Wherever the word "standards" turns up in a line of the entries, copy that line.
- - - -
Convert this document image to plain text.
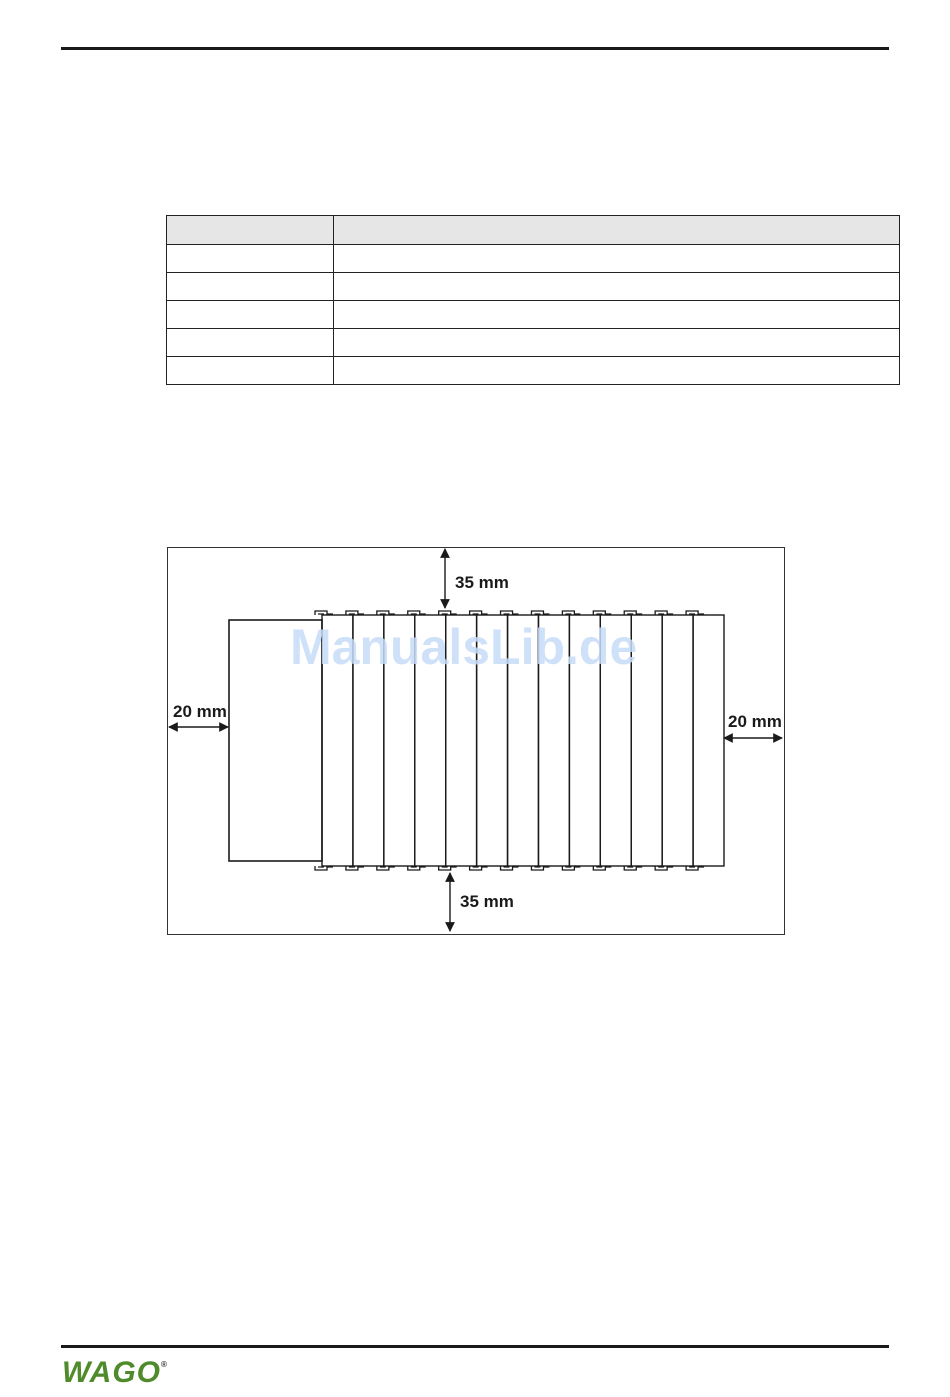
ManualsLib.de
35 mm
35 mm
20 mm
20 mm
WAGO®
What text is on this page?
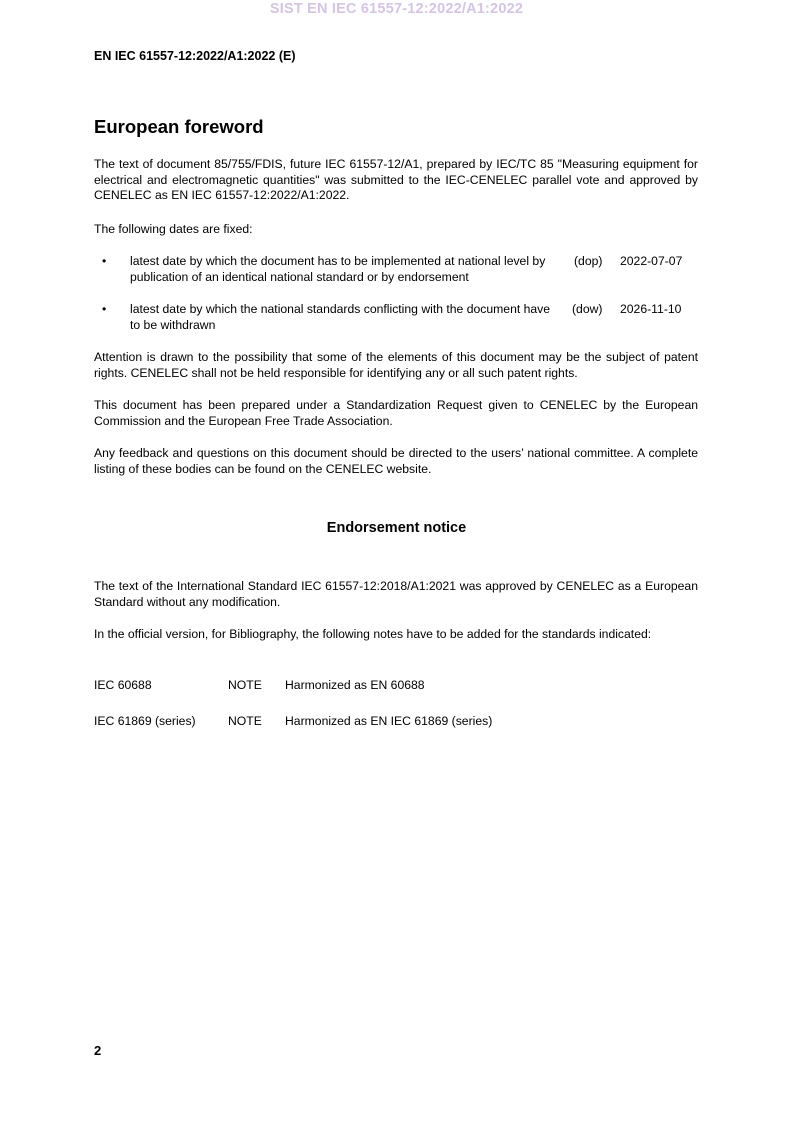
SIST EN IEC 61557-12:2022/A1:2022
EN IEC 61557-12:2022/A1:2022 (E)
European foreword

The text of document 85/755/FDIS, future IEC 61557-12/A1, prepared by IEC/TC 85 "Measuring equipment for electrical and electromagnetic quantities" was submitted to the IEC-CENELEC parallel vote and approved by CENELEC as EN IEC 61557-12:2022/A1:2022.

The following dates are fixed:

• latest date by which the document has to be implemented at national level by publication of an identical national standard or by endorsement
(dop) 2022-07-07
• latest date by which the national standards conflicting with the document have to be withdrawn
(dow) 2026-11-10

Attention is drawn to the possibility that some of the elements of this document may be the subject of patent rights. CENELEC shall not be held responsible for identifying any or all such patent rights.

This document has been prepared under a Standardization Request given to CENELEC by the European Commission and the European Free Trade Association.

Any feedback and questions on this document should be directed to the users’ national committee. A complete listing of these bodies can be found on the CENELEC website.

Endorsement notice

The text of the International Standard IEC 61557-12:2018/A1:2021 was approved by CENELEC as a European Standard without any modification.

In the official version, for Bibliography, the following notes have to be added for the standards indicated:

IEC 60688	NOTE Harmonized as EN 60688
IEC 61869 (series)	NOTE Harmonized as EN IEC 61869 (series)
2
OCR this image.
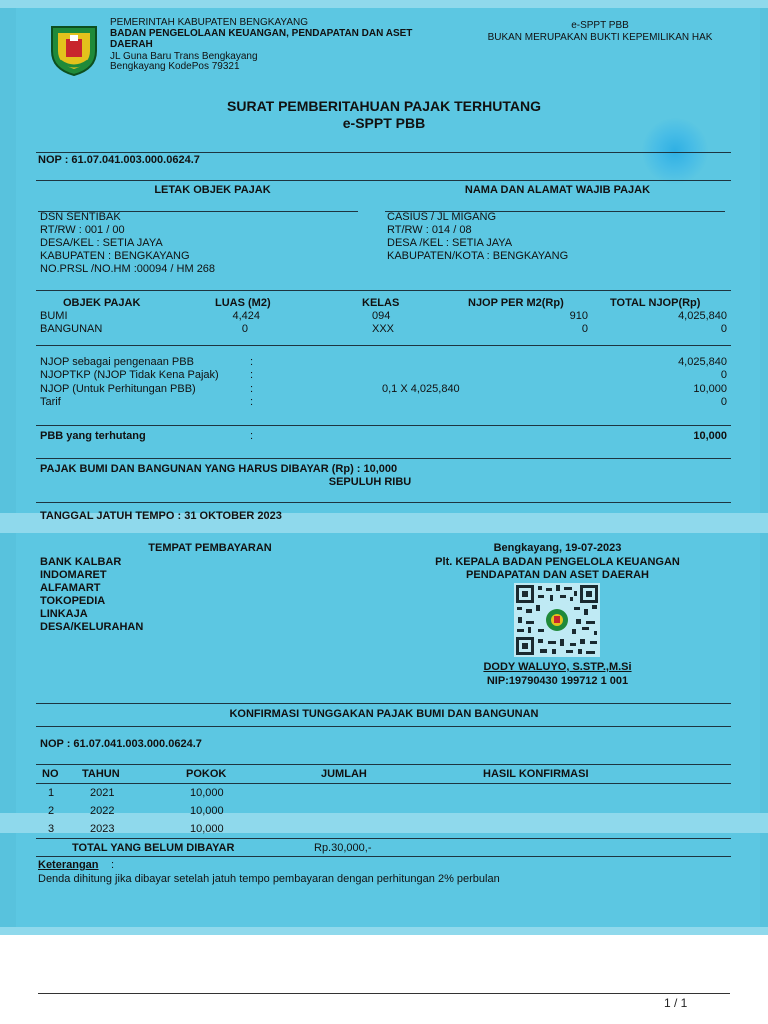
PEMERINTAH KABUPATEN BENGKAYANG
BADAN PENGELOLAAN KEUANGAN, PENDAPATAN DAN ASET
DAERAH
JL Guna Baru Trans Bengkayang
Bengkayang KodePos 79321
e-SPPT PBB
BUKAN MERUPAKAN BUKTI KEPEMILIKAN HAK
SURAT PEMBERITAHUAN PAJAK TERHUTANG
e-SPPT PBB
NOP : 61.07.041.003.000.0624.7
LETAK OBJEK PAJAK	NAMA DAN ALAMAT WAJIB PAJAK
DSN SENTIBAK
RT/RW : 001 / 00
DESA/KEL : SETIA JAYA
KABUPATEN : BENGKAYANG
NO.PRSL /NO.HM :00094 / HM 268
CASIUS / JL MIGANG
RT/RW : 014 / 08
DESA /KEL : SETIA JAYA
KABUPATEN/KOTA : BENGKAYANG
OBJEK PAJAK	LUAS (M2)	KELAS	NJOP PER M2(Rp)	TOTAL NJOP(Rp)
BUMI	4,424	094	910	4,025,840
BANGUNAN	0	XXX	0	0
NJOP sebagai pengenaan PBB	:	4,025,840
NJOPTKP (NJOP Tidak Kena Pajak)	:	0
NJOP (Untuk Perhitungan PBB)	:	0,1 X 4,025,840	10,000
Tarif	:	0
PBB yang terhutang	:	10,000
PAJAK BUMI DAN BANGUNAN YANG HARUS DIBAYAR (Rp) : 10,000
SEPULUH RIBU
TANGGAL JATUH TEMPO : 31 OKTOBER 2023
TEMPAT PEMBAYARAN
BANK KALBAR
INDOMARET
ALFAMART
TOKOPEDIA
LINKAJA
DESA/KELURAHAN
Bengkayang, 19-07-2023
Plt. KEPALA BADAN PENGELOLA KEUANGAN
PENDAPATAN DAN ASET DAERAH
DODY WALUYO, S.STP.,M.Si
NIP:19790430 199712 1 001
KONFIRMASI TUNGGAKAN PAJAK BUMI DAN BANGUNAN
NOP : 61.07.041.003.000.0624.7
NO TAHUN	POKOK	JUMLAH	HASIL KONFIRMASI
1	2021	10,000
2	2022	10,000
3	2023	10,000
TOTAL YANG BELUM DIBAYAR	Rp.30,000,-
Keterangan :
Denda dihitung jika dibayar setelah jatuh tempo pembayaran dengan perhitungan 2% perbulan
1 / 1
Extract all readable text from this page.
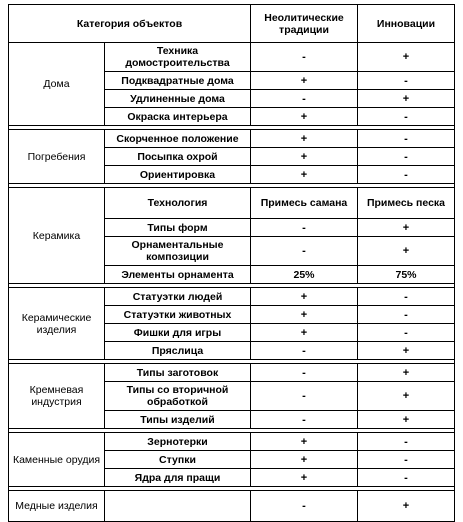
Категория объектов		Неолитические традиции	Инновации
Дома	Техника домостроительства	-	+
	Подквадратные дома	+	-
	Удлиненные дома	-	+
	Окраска интерьера	+	-

Погребения	Скорченное положение	+	-
	Посыпка охрой	+	-
	Ориентировка	+	-

Керамика	Технология	Примесь самана	Примесь песка
	Типы форм	-	+
	Орнаментальные композиции	-	+
	Элементы орнамента	25%	75%

Керамические изделия	Статуэтки людей	+	-
	Статуэтки животных	+	-
	Фишки для игры	+	-
	Пряслица	-	+

Кремневая индустрия	Типы заготовок	-	+
	Типы со вторичной обработкой	-	+
	Типы изделий	-	+

Каменные орудия	Зернотерки	+	-
	Ступки	+	-
	Ядра для пращи	+	-

Медные изделия		-	+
- - - -
» EXERCISE RESULT:
• latest date by which the national standards conflicting with the document have to be withdrawn
In the official version, for Bibliography, the following notes have to be added for the standards indicated:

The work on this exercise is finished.